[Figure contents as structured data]
• • • •

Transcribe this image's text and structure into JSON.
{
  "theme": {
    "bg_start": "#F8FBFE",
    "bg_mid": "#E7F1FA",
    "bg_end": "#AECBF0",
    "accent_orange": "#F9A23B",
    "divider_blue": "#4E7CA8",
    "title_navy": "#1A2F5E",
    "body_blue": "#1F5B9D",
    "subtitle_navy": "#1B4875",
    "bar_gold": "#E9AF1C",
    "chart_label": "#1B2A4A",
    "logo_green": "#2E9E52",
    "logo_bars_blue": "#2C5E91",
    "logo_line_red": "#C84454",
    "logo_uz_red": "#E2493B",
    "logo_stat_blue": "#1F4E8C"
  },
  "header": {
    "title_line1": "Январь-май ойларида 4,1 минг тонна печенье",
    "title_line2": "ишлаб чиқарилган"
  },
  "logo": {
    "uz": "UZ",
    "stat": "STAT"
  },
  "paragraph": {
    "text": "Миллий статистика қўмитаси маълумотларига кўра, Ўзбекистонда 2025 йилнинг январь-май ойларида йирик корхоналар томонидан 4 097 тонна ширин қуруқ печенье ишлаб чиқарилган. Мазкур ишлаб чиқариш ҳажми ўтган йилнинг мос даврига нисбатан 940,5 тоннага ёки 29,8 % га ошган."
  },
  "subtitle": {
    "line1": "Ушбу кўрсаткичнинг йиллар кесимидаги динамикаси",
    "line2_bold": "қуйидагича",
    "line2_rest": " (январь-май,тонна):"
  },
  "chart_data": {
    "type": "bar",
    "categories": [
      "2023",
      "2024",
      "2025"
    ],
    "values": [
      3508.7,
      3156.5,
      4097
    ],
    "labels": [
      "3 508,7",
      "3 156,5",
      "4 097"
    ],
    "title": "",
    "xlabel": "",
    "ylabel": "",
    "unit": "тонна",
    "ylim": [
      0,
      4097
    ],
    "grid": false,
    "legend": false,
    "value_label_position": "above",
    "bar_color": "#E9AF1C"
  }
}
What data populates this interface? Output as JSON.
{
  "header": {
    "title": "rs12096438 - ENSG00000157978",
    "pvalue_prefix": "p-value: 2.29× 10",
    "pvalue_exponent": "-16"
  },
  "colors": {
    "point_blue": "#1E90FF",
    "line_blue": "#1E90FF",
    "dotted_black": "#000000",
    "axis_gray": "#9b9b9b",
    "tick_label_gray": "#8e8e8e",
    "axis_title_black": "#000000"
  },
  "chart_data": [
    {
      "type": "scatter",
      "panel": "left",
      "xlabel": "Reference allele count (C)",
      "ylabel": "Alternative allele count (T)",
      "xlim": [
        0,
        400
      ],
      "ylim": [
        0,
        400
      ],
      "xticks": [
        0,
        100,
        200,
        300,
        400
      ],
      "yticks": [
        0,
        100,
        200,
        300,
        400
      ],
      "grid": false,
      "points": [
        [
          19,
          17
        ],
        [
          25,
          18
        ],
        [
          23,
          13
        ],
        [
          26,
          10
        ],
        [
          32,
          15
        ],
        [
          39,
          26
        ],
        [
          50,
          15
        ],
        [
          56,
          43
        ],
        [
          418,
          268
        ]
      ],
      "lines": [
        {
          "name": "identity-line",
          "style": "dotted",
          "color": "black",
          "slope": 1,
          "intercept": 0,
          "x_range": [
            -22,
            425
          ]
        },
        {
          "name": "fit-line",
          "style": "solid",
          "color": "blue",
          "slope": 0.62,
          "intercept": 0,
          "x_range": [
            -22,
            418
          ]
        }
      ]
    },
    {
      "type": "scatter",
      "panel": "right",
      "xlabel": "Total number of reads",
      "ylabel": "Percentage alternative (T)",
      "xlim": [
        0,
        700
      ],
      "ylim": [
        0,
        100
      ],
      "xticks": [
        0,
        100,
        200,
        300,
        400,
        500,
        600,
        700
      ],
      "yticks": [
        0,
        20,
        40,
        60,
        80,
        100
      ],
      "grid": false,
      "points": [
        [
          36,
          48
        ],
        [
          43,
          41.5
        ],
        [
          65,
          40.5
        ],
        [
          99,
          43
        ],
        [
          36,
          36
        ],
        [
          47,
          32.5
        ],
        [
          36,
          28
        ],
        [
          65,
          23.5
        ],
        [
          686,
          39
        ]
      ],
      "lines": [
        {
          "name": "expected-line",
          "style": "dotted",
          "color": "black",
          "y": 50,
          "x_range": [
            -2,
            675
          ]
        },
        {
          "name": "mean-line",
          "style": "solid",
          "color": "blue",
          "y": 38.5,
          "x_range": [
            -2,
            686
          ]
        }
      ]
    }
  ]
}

• • • •

— What you should do —
Output all records verbatim.

— The answer —
Transcribe this image's text and structure into JSON.
{
  "theme": {
    "bg_start": "#F8FBFE",
    "bg_mid": "#E7F1FA",
    "bg_end": "#AECBF0",
    "accent_orange": "#F9A23B",
    "divider_blue": "#4E7CA8",
    "title_navy": "#1A2F5E",
    "body_blue": "#1F5B9D",
    "subtitle_navy": "#1B4875",
    "bar_gold": "#E9AF1C",
    "chart_label": "#1B2A4A",
    "logo_green": "#2E9E52",
    "logo_bars_blue": "#2C5E91",
    "logo_line_red": "#C84454",
    "logo_uz_red": "#E2493B",
    "logo_stat_blue": "#1F4E8C"
  },
  "header": {
    "title_line1": "Январь-май ойларида 4,1 минг тонна печенье",
    "title_line2": "ишлаб чиқарилган"
  },
  "logo": {
    "uz": "UZ",
    "stat": "STAT"
  },
  "paragraph": {
    "text": "Миллий статистика қўмитаси маълумотларига кўра, Ўзбекистонда 2025 йилнинг январь-май ойларида йирик корхоналар томонидан 4 097 тонна ширин қуруқ печенье ишлаб чиқарилган. Мазкур ишлаб чиқариш ҳажми ўтган йилнинг мос даврига нисбатан 940,5 тоннага ёки 29,8 % га ошган."
  },
  "subtitle": {
    "line1": "Ушбу кўрсаткичнинг йиллар кесимидаги динамикаси",
    "line2_bold": "қуйидагича",
    "line2_rest": " (январь-май,тонна):"
  },
  "chart_data": {
    "type": "bar",
    "categories": [
      "2023",
      "2024",
      "2025"
    ],
    "values": [
      3508.7,
      3156.5,
      4097
    ],
    "labels": [
      "3 508,7",
      "3 156,5",
      "4 097"
    ],
    "title": "",
    "xlabel": "",
    "ylabel": "",
    "unit": "тонна",
    "ylim": [
      0,
      4097
    ],
    "grid": false,
    "legend": false,
    "value_label_position": "above",
    "bar_color": "#E9AF1C"
  }
}
What data populates this interface? Output as JSON.
{
  "header": {
    "title": "rs12096438 - ENSG00000157978",
    "pvalue_prefix": "p-value: 2.29× 10",
    "pvalue_exponent": "-16"
  },
  "colors": {
    "point_blue": "#1E90FF",
    "line_blue": "#1E90FF",
    "dotted_black": "#000000",
    "axis_gray": "#9b9b9b",
    "tick_label_gray": "#8e8e8e",
    "axis_title_black": "#000000"
  },
  "chart_data": [
    {
      "type": "scatter",
      "panel": "left",
      "xlabel": "Reference allele count (C)",
      "ylabel": "Alternative allele count (T)",
      "xlim": [
        0,
        400
      ],
      "ylim": [
        0,
        400
      ],
      "xticks": [
        0,
        100,
        200,
        300,
        400
      ],
      "yticks": [
        0,
        100,
        200,
        300,
        400
      ],
      "grid": false,
      "points": [
        [
          19,
          17
        ],
        [
          25,
          18
        ],
        [
          23,
          13
        ],
        [
          26,
          10
        ],
        [
          32,
          15
        ],
        [
          39,
          26
        ],
        [
          50,
          15
        ],
        [
          56,
          43
        ],
        [
          418,
          268
        ]
      ],
      "lines": [
        {
          "name": "identity-line",
          "style": "dotted",
          "color": "black",
          "slope": 1,
          "intercept": 0,
          "x_range": [
            -22,
            425
          ]
        },
        {
          "name": "fit-line",
          "style": "solid",
          "color": "blue",
          "slope": 0.62,
          "intercept": 0,
          "x_range": [
            -22,
            418
          ]
        }
      ]
    },
    {
      "type": "scatter",
      "panel": "right",
      "xlabel": "Total number of reads",
      "ylabel": "Percentage alternative (T)",
      "xlim": [
        0,
        700
      ],
      "ylim": [
        0,
        100
      ],
      "xticks": [
        0,
        100,
        200,
        300,
        400,
        500,
        600,
        700
      ],
      "yticks": [
        0,
        20,
        40,
        60,
        80,
        100
      ],
      "grid": false,
      "points": [
        [
          36,
          48
        ],
        [
          43,
          41.5
        ],
        [
          65,
          40.5
        ],
        [
          99,
          43
        ],
        [
          36,
          36
        ],
        [
          47,
          32.5
        ],
        [
          36,
          28
        ],
        [
          65,
          23.5
        ],
        [
          686,
          39
        ]
      ],
      "lines": [
        {
          "name": "expected-line",
          "style": "dotted",
          "color": "black",
          "y": 50,
          "x_range": [
            -2,
            675
          ]
        },
        {
          "name": "mean-line",
          "style": "solid",
          "color": "blue",
          "y": 38.5,
          "x_range": [
            -2,
            686
          ]
        }
      ]
    }
  ]
}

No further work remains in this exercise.